TASK STATEMENT: What follows is a listing; restate every line of it word for word.

──────── MATERIAL FOR THE TASK

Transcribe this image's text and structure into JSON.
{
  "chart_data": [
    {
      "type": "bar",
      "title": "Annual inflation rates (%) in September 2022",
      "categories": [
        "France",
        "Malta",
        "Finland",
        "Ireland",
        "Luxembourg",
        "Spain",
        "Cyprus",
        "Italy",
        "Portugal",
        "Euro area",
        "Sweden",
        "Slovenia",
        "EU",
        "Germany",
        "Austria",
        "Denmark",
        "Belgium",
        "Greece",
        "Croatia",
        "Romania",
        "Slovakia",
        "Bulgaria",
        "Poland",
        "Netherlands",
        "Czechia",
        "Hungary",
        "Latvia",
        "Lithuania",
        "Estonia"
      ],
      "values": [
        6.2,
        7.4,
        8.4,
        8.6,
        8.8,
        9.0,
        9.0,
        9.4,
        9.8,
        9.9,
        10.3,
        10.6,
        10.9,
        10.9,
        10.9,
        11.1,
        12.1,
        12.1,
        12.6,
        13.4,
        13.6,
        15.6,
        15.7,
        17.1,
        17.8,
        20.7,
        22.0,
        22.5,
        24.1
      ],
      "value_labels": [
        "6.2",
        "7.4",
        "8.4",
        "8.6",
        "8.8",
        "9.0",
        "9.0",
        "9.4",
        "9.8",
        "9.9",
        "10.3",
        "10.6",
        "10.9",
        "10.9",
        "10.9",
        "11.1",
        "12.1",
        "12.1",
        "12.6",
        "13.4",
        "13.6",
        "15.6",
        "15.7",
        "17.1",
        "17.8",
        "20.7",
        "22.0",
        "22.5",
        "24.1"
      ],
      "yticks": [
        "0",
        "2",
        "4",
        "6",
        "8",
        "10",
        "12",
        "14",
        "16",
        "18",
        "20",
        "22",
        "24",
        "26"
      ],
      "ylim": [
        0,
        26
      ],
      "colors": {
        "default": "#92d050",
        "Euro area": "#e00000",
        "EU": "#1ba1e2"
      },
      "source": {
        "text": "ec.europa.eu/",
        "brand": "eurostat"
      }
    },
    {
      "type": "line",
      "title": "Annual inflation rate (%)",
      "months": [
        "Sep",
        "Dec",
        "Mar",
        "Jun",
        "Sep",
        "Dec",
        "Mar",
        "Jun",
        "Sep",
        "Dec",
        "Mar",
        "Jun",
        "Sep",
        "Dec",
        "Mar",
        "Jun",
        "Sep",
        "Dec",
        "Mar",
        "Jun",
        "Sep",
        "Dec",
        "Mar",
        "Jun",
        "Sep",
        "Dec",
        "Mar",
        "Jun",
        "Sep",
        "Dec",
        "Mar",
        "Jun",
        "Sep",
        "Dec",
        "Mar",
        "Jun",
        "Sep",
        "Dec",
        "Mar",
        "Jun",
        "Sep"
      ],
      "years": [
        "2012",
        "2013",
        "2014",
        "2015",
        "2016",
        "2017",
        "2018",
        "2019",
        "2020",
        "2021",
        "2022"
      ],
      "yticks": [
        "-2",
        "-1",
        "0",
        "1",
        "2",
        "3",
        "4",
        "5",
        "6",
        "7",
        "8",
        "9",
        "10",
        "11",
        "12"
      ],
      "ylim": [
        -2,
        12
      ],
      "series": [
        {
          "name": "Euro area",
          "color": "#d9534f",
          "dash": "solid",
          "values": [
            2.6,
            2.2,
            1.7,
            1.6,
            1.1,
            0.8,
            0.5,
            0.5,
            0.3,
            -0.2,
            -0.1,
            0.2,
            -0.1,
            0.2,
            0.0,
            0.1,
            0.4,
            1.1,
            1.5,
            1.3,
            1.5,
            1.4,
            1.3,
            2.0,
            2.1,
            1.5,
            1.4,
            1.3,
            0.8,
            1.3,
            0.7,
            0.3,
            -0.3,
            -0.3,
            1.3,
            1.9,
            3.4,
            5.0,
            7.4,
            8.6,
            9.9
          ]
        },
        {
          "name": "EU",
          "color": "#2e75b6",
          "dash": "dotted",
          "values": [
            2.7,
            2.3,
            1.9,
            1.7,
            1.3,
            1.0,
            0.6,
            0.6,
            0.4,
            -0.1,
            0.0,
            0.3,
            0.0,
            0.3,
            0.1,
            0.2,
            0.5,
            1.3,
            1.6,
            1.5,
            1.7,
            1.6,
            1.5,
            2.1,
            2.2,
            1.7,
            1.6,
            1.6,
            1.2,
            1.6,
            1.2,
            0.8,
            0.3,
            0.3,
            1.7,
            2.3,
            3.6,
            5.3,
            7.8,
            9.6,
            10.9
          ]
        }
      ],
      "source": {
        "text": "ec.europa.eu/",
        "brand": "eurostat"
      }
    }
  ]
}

────────────────

RESPONSE TO THE EXERCISE:
Transcribe this image's text and structure into JSON.
{
  "chart_data": [
    {
      "type": "bar",
      "title": "Annual inflation rates (%) in September 2022",
      "categories": [
        "France",
        "Malta",
        "Finland",
        "Ireland",
        "Luxembourg",
        "Spain",
        "Cyprus",
        "Italy",
        "Portugal",
        "Euro area",
        "Sweden",
        "Slovenia",
        "EU",
        "Germany",
        "Austria",
        "Denmark",
        "Belgium",
        "Greece",
        "Croatia",
        "Romania",
        "Slovakia",
        "Bulgaria",
        "Poland",
        "Netherlands",
        "Czechia",
        "Hungary",
        "Latvia",
        "Lithuania",
        "Estonia"
      ],
      "values": [
        6.2,
        7.4,
        8.4,
        8.6,
        8.8,
        9.0,
        9.0,
        9.4,
        9.8,
        9.9,
        10.3,
        10.6,
        10.9,
        10.9,
        10.9,
        11.1,
        12.1,
        12.1,
        12.6,
        13.4,
        13.6,
        15.6,
        15.7,
        17.1,
        17.8,
        20.7,
        22.0,
        22.5,
        24.1
      ],
      "value_labels": [
        "6.2",
        "7.4",
        "8.4",
        "8.6",
        "8.8",
        "9.0",
        "9.0",
        "9.4",
        "9.8",
        "9.9",
        "10.3",
        "10.6",
        "10.9",
        "10.9",
        "10.9",
        "11.1",
        "12.1",
        "12.1",
        "12.6",
        "13.4",
        "13.6",
        "15.6",
        "15.7",
        "17.1",
        "17.8",
        "20.7",
        "22.0",
        "22.5",
        "24.1"
      ],
      "yticks": [
        "0",
        "2",
        "4",
        "6",
        "8",
        "10",
        "12",
        "14",
        "16",
        "18",
        "20",
        "22",
        "24",
        "26"
      ],
      "ylim": [
        0,
        26
      ],
      "colors": {
        "default": "#92d050",
        "Euro area": "#e00000",
        "EU": "#1ba1e2"
      },
      "source": {
        "text": "ec.europa.eu/",
        "brand": "eurostat"
      }
    },
    {
      "type": "line",
      "title": "Annual inflation rate (%)",
      "months": [
        "Sep",
        "Dec",
        "Mar",
        "Jun",
        "Sep",
        "Dec",
        "Mar",
        "Jun",
        "Sep",
        "Dec",
        "Mar",
        "Jun",
        "Sep",
        "Dec",
        "Mar",
        "Jun",
        "Sep",
        "Dec",
        "Mar",
        "Jun",
        "Sep",
        "Dec",
        "Mar",
        "Jun",
        "Sep",
        "Dec",
        "Mar",
        "Jun",
        "Sep",
        "Dec",
        "Mar",
        "Jun",
        "Sep",
        "Dec",
        "Mar",
        "Jun",
        "Sep",
        "Dec",
        "Mar",
        "Jun",
        "Sep"
      ],
      "years": [
        "2012",
        "2013",
        "2014",
        "2015",
        "2016",
        "2017",
        "2018",
        "2019",
        "2020",
        "2021",
        "2022"
      ],
      "yticks": [
        "-2",
        "-1",
        "0",
        "1",
        "2",
        "3",
        "4",
        "5",
        "6",
        "7",
        "8",
        "9",
        "10",
        "11",
        "12"
      ],
      "ylim": [
        -2,
        12
      ],
      "series": [
        {
          "name": "Euro area",
          "color": "#d9534f",
          "dash": "solid",
          "values": [
            2.6,
            2.2,
            1.7,
            1.6,
            1.1,
            0.8,
            0.5,
            0.5,
            0.3,
            -0.2,
            -0.1,
            0.2,
            -0.1,
            0.2,
            0.0,
            0.1,
            0.4,
            1.1,
            1.5,
            1.3,
            1.5,
            1.4,
            1.3,
            2.0,
            2.1,
            1.5,
            1.4,
            1.3,
            0.8,
            1.3,
            0.7,
            0.3,
            -0.3,
            -0.3,
            1.3,
            1.9,
            3.4,
            5.0,
            7.4,
            8.6,
            9.9
          ]
        },
        {
          "name": "EU",
          "color": "#2e75b6",
          "dash": "dotted",
          "values": [
            2.7,
            2.3,
            1.9,
            1.7,
            1.3,
            1.0,
            0.6,
            0.6,
            0.4,
            -0.1,
            0.0,
            0.3,
            0.0,
            0.3,
            0.1,
            0.2,
            0.5,
            1.3,
            1.6,
            1.5,
            1.7,
            1.6,
            1.5,
            2.1,
            2.2,
            1.7,
            1.6,
            1.6,
            1.2,
            1.6,
            1.2,
            0.8,
            0.3,
            0.3,
            1.7,
            2.3,
            3.6,
            5.3,
            7.8,
            9.6,
            10.9
          ]
        }
      ],
      "source": {
        "text": "ec.europa.eu/",
        "brand": "eurostat"
      }
    }
  ]
}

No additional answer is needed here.